Work task. Word for word, copy the records and drop the pictures.

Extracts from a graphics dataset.

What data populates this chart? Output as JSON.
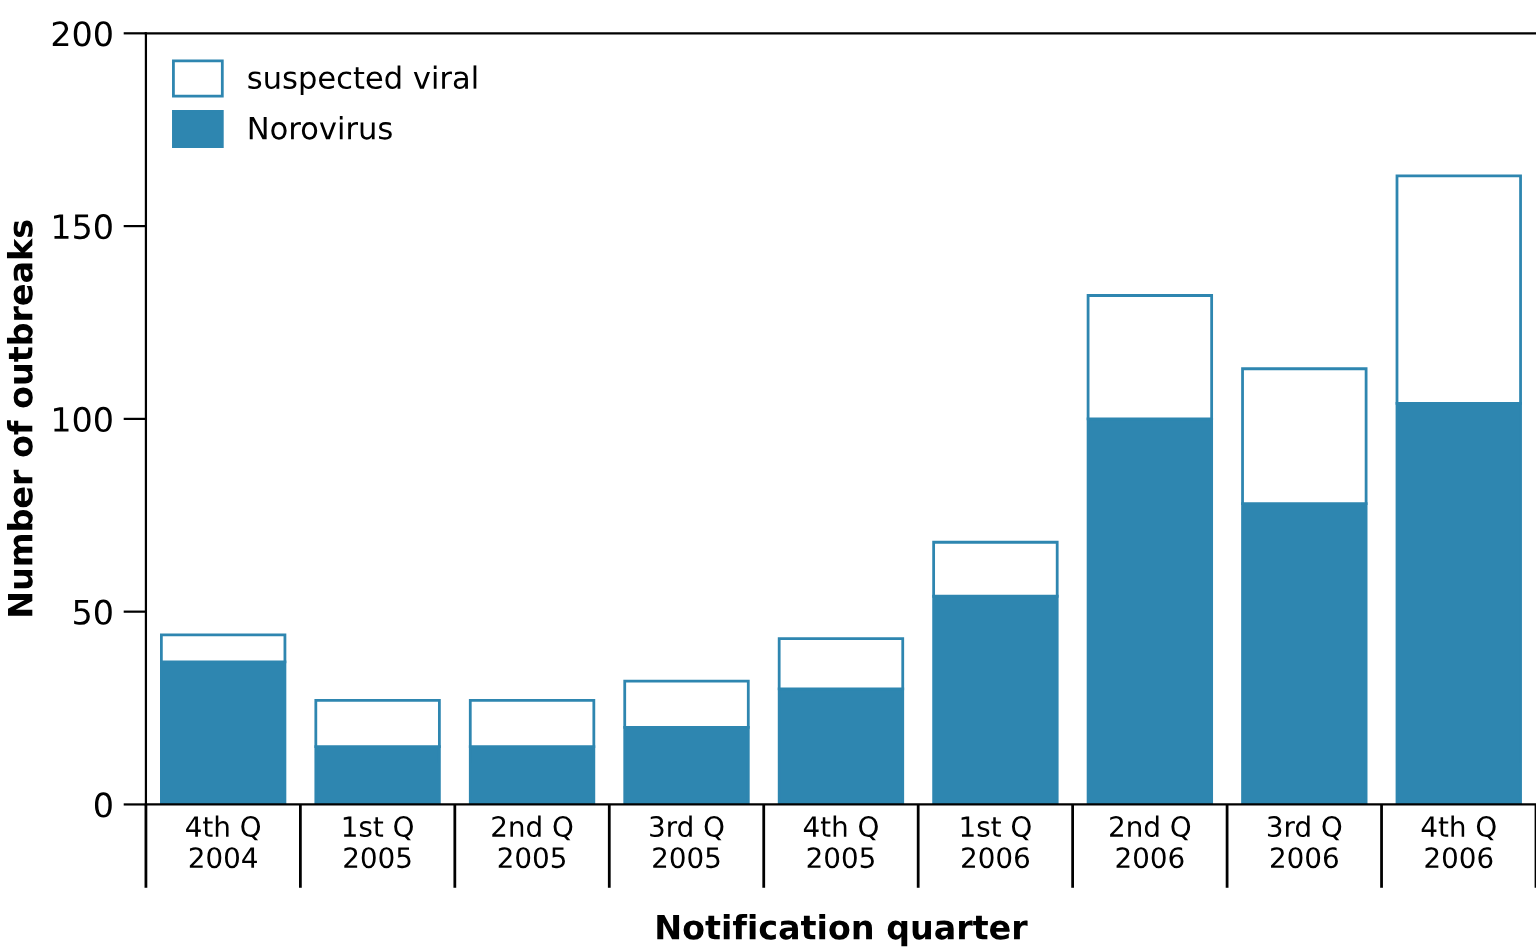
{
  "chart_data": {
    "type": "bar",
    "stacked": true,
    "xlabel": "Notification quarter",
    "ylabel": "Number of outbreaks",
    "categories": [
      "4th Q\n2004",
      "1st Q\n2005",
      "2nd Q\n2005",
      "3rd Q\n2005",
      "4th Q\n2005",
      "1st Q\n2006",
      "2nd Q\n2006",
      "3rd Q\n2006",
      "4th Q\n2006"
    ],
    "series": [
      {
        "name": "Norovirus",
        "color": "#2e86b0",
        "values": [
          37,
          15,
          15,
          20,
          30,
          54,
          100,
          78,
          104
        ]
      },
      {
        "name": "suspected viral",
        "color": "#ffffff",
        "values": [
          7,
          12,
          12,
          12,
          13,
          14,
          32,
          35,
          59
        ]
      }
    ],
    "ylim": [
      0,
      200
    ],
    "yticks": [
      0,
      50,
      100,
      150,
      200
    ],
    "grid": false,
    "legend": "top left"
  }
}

Answer for this exercise.
What data populates this chart? Output as JSON.
{
  "chart_data": {
    "type": "bar",
    "stacked": true,
    "xlabel": "Notification quarter",
    "ylabel": "Number of outbreaks",
    "categories": [
      "4th Q\n2004",
      "1st Q\n2005",
      "2nd Q\n2005",
      "3rd Q\n2005",
      "4th Q\n2005",
      "1st Q\n2006",
      "2nd Q\n2006",
      "3rd Q\n2006",
      "4th Q\n2006"
    ],
    "series": [
      {
        "name": "Norovirus",
        "color": "#2e86b0",
        "values": [
          37,
          15,
          15,
          20,
          30,
          54,
          100,
          78,
          104
        ]
      },
      {
        "name": "suspected viral",
        "color": "#ffffff",
        "values": [
          7,
          12,
          12,
          12,
          13,
          14,
          32,
          35,
          59
        ]
      }
    ],
    "ylim": [
      0,
      200
    ],
    "yticks": [
      0,
      50,
      100,
      150,
      200
    ],
    "grid": false,
    "legend": "top left"
  }
}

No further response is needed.